### Problem details
Locate each line with the string "horarios" in the listing below and copy it.
= = = = = = =
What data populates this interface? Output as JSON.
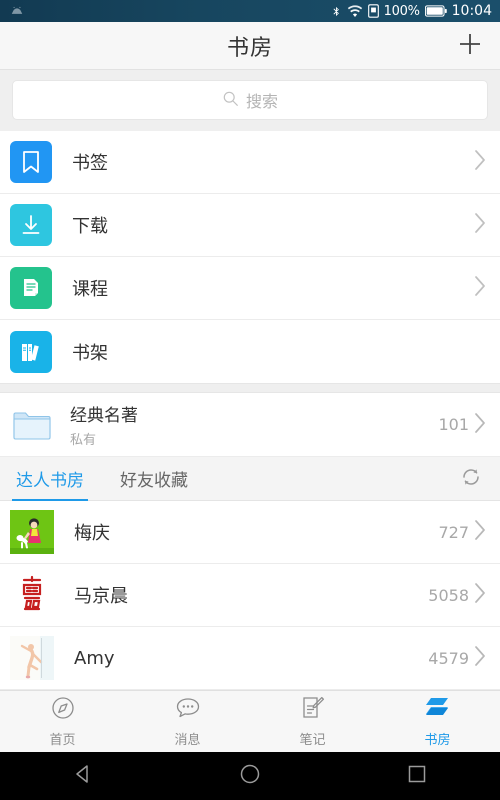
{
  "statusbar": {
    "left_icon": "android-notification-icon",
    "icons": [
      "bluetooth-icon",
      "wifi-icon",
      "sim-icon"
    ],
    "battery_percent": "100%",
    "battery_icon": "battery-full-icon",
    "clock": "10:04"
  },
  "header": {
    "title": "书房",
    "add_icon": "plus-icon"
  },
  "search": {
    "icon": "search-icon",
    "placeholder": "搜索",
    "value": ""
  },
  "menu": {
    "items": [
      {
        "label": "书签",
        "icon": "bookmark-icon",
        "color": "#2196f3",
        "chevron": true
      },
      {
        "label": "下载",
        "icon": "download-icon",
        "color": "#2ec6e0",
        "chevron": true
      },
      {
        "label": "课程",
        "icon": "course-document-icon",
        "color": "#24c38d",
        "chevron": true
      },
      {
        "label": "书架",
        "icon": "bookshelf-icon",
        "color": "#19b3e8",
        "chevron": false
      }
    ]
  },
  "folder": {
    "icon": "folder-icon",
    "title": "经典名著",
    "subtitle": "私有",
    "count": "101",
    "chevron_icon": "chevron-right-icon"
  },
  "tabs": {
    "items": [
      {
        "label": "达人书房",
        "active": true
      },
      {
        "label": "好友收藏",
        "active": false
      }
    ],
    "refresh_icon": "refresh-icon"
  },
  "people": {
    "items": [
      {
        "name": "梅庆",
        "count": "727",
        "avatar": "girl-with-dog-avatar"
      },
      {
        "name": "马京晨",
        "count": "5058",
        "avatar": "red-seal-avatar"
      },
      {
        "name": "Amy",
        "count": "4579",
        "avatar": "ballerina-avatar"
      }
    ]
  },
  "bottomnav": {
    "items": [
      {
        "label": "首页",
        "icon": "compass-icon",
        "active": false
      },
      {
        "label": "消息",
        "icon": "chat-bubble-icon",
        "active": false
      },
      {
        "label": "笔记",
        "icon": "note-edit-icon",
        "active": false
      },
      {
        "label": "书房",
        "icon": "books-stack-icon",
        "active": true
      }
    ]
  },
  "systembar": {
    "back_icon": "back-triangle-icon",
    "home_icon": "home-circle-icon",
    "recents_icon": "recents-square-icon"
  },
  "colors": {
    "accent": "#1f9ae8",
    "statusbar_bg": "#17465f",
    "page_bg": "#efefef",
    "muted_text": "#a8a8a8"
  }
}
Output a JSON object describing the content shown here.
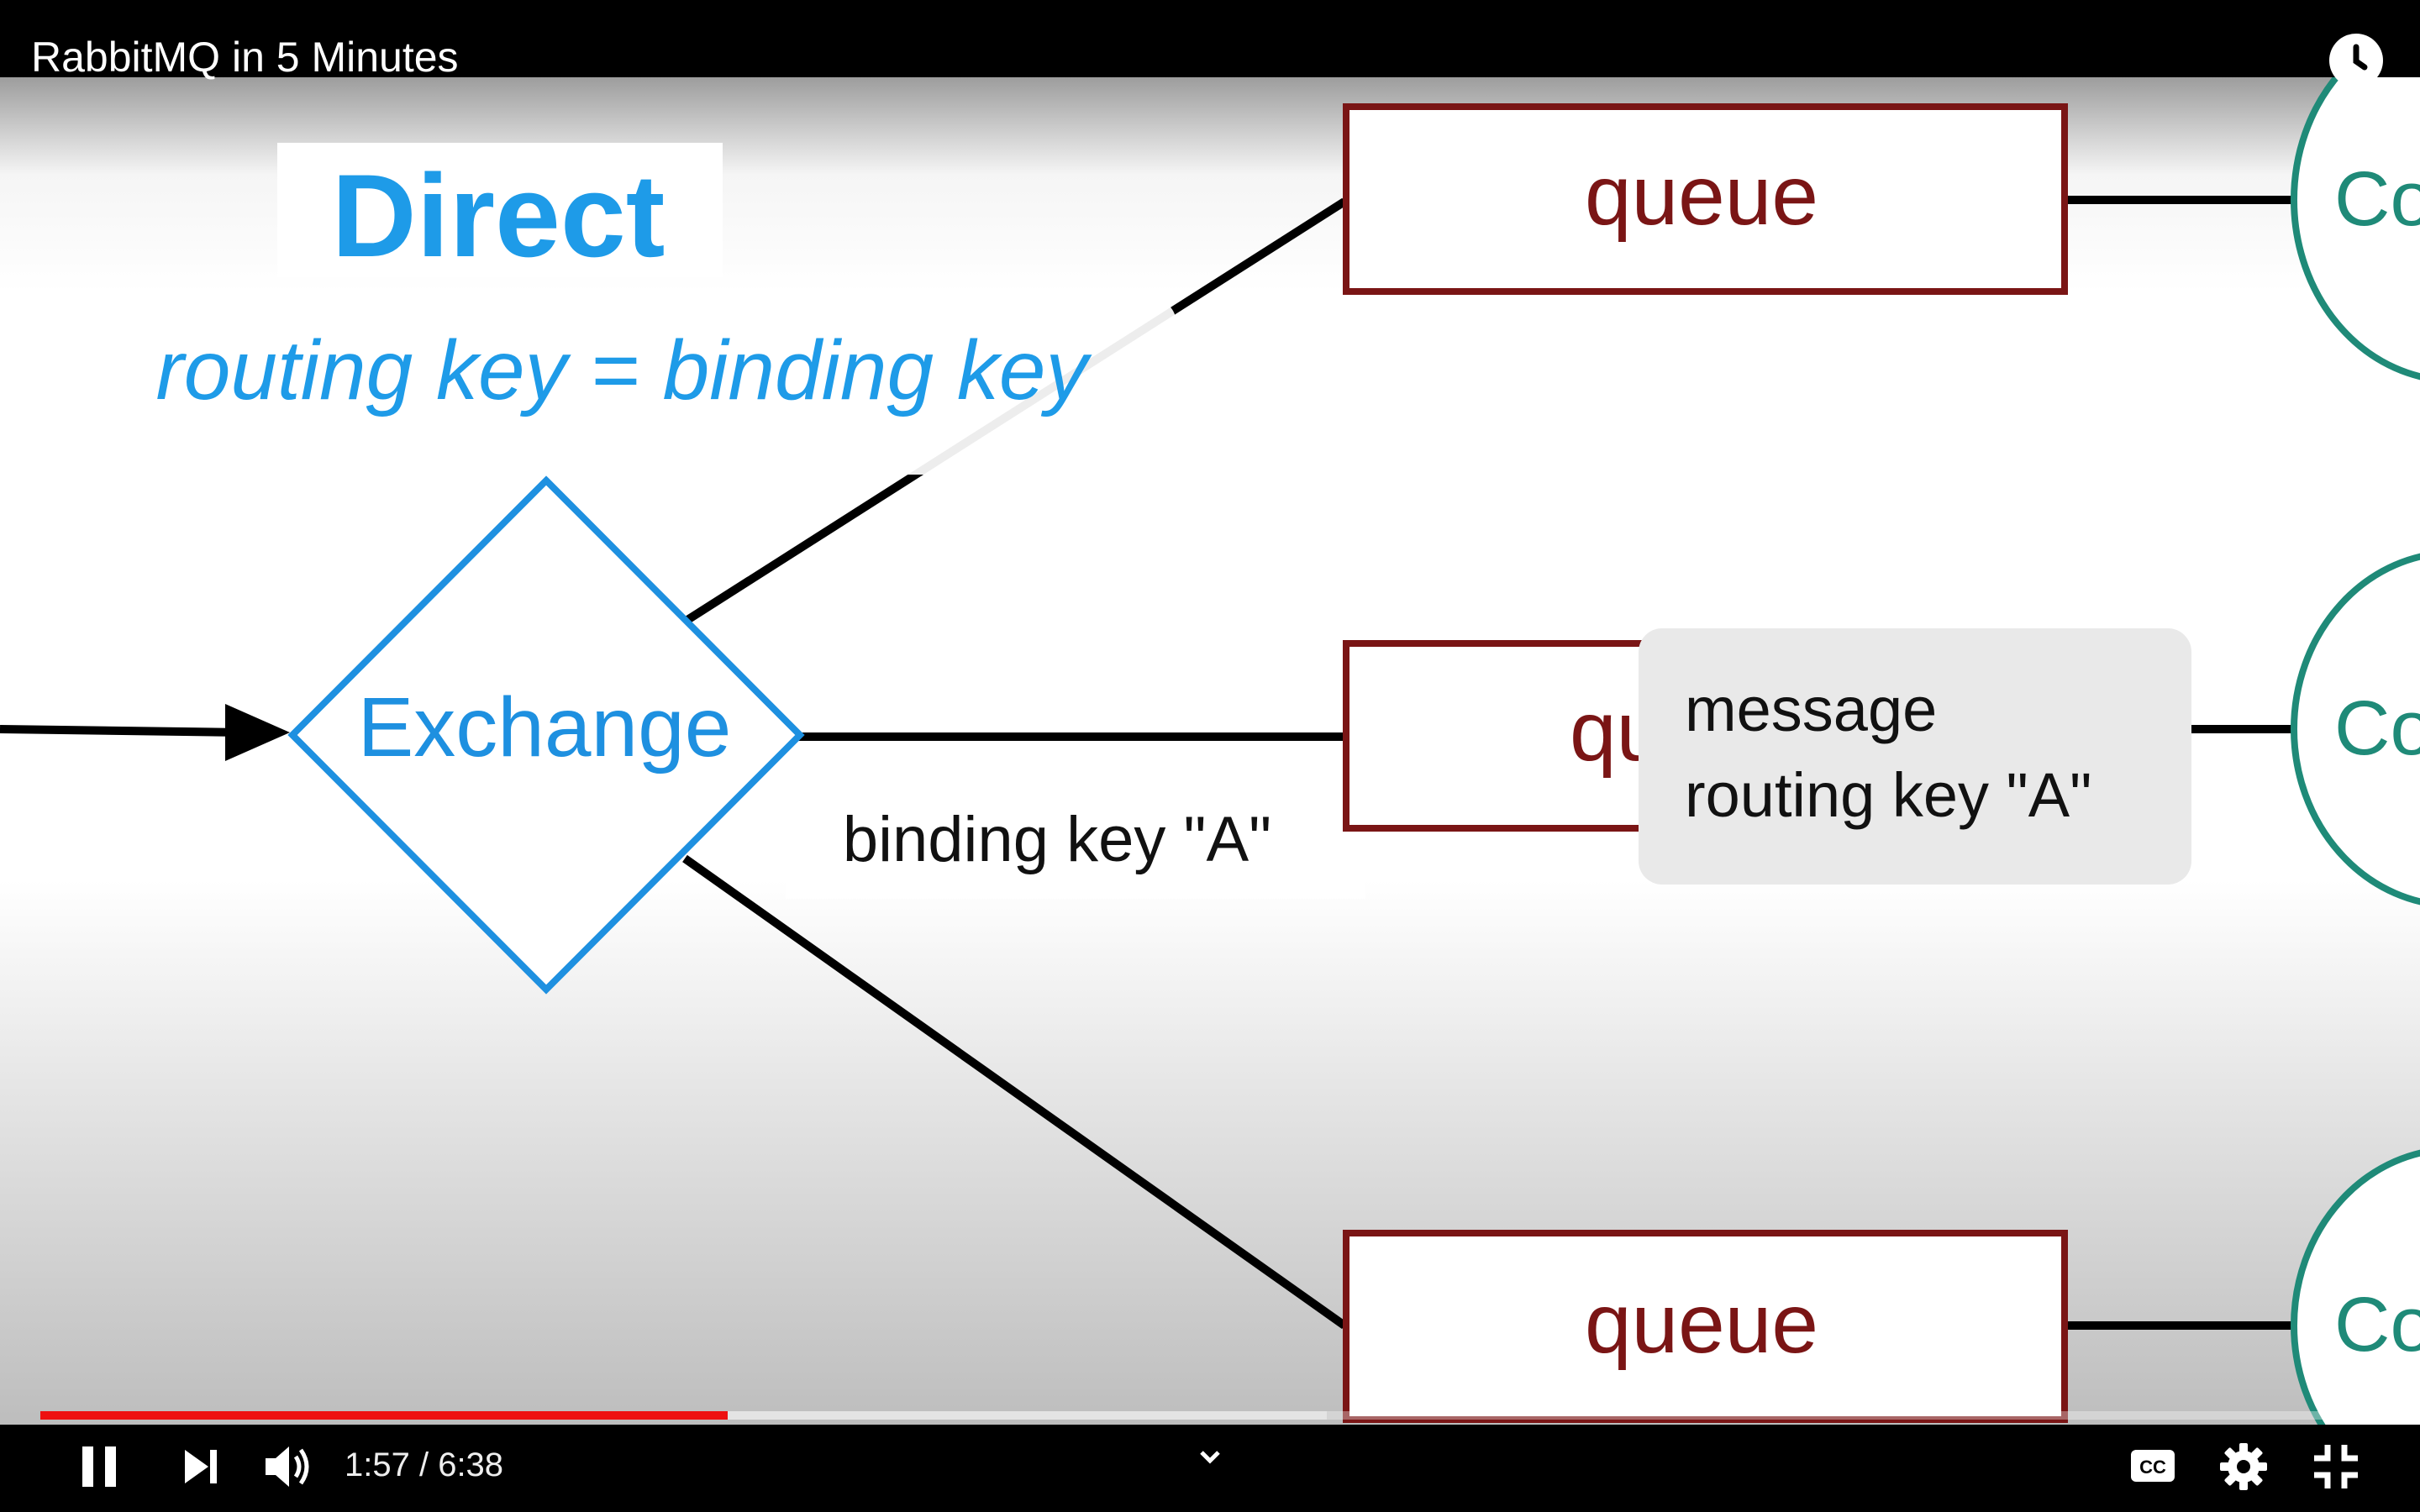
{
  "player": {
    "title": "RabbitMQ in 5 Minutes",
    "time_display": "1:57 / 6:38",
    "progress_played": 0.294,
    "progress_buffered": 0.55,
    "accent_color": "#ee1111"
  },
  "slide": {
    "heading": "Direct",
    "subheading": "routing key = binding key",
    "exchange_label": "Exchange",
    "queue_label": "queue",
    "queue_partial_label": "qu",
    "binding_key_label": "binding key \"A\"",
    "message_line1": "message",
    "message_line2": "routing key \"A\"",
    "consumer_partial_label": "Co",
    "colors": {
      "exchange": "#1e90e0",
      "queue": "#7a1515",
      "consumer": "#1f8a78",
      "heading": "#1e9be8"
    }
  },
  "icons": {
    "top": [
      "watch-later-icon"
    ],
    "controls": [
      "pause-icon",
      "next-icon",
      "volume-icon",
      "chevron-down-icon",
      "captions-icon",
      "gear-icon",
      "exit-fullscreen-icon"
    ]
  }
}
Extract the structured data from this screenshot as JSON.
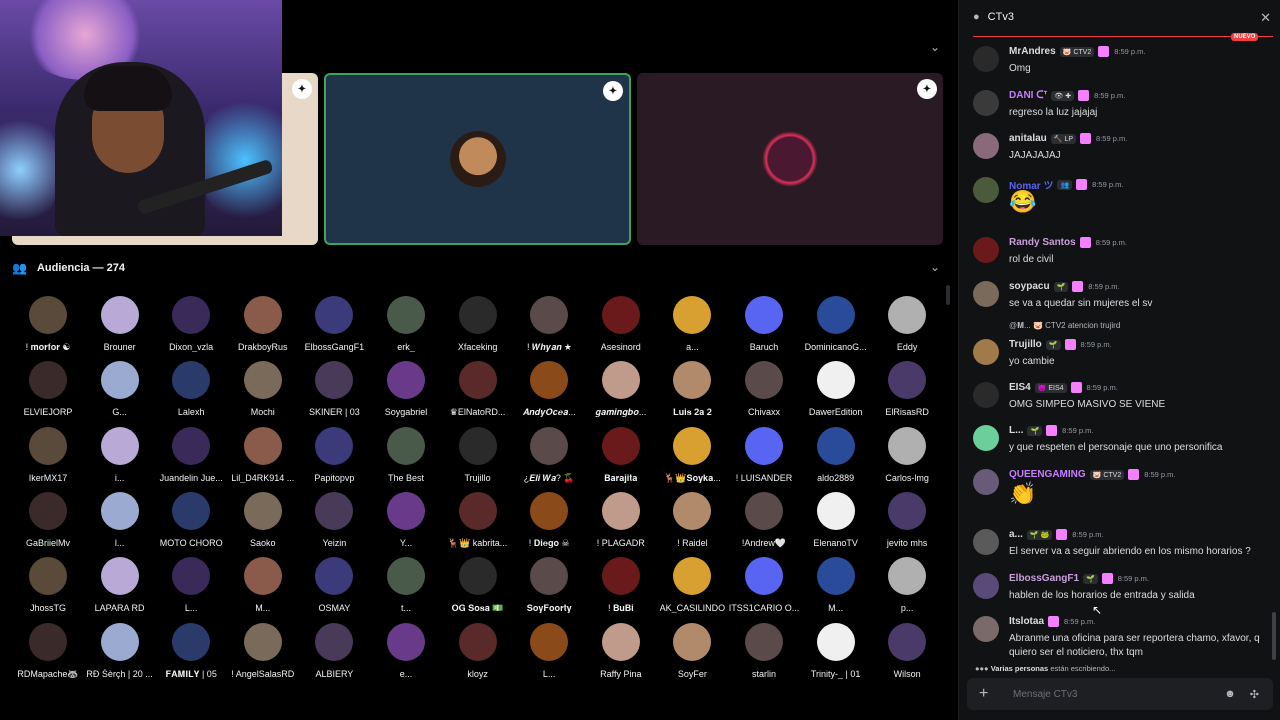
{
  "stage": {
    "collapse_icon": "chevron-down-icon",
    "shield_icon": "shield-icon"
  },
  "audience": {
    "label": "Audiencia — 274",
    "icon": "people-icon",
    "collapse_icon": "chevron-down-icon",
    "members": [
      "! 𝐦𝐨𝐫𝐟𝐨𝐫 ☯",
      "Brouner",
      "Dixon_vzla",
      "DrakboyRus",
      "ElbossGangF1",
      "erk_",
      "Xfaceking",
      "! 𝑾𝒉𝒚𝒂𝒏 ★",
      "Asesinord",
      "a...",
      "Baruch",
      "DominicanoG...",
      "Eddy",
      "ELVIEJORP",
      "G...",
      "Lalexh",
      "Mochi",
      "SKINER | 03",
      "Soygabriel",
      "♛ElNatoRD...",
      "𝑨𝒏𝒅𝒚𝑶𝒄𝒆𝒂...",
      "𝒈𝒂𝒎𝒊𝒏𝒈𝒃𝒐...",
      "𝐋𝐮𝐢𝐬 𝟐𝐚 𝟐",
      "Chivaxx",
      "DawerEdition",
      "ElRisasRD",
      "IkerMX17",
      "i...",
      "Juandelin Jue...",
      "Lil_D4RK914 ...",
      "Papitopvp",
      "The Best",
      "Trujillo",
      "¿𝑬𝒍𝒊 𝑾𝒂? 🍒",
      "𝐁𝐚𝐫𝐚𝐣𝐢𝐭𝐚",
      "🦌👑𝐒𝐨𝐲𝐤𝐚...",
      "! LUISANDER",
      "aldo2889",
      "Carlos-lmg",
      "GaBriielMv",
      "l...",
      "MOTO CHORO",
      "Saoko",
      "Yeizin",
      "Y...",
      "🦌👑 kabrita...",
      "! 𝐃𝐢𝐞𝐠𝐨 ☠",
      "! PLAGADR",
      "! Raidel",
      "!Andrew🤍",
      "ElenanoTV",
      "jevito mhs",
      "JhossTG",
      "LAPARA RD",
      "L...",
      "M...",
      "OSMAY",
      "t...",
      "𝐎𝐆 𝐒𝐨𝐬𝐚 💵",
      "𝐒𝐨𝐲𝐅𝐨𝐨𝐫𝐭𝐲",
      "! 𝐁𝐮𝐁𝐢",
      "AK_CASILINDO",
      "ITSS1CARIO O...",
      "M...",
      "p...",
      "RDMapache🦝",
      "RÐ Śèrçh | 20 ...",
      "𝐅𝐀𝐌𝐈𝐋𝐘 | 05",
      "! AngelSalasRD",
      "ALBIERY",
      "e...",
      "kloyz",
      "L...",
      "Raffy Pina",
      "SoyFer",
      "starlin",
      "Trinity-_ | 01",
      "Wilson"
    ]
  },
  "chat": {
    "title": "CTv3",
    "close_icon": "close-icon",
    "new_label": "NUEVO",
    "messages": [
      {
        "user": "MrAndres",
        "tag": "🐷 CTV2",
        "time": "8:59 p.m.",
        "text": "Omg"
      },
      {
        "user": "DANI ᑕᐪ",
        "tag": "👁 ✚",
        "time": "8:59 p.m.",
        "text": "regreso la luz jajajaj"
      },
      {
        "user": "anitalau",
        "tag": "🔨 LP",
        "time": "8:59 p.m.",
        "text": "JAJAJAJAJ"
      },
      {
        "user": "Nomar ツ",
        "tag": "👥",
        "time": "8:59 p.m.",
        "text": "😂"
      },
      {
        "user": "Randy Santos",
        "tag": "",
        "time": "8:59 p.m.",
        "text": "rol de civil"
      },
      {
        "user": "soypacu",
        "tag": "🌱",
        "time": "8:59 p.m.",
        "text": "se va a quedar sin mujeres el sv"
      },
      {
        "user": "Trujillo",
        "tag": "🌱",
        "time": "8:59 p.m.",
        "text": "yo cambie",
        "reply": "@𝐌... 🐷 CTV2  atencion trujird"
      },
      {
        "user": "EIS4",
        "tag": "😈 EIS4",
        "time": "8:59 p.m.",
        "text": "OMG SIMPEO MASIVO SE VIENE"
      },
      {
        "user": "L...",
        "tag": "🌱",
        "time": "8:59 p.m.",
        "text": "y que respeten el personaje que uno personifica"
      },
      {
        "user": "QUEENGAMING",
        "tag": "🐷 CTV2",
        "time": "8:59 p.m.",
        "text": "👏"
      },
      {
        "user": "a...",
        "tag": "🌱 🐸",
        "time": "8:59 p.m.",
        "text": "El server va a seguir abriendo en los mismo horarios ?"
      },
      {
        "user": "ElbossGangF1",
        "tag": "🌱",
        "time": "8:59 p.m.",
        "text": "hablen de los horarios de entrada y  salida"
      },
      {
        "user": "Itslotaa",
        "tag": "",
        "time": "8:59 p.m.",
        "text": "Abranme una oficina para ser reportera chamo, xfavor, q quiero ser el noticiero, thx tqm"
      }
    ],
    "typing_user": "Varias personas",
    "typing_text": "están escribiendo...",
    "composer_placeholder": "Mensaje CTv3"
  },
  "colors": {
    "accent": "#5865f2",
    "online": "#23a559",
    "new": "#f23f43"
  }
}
= = = = = = =
### Solution for this exercise
        "text": "El server va a seguir abriendo en los mismo horarios ?"
        "text": "hablen de los horarios de entrada y  salida"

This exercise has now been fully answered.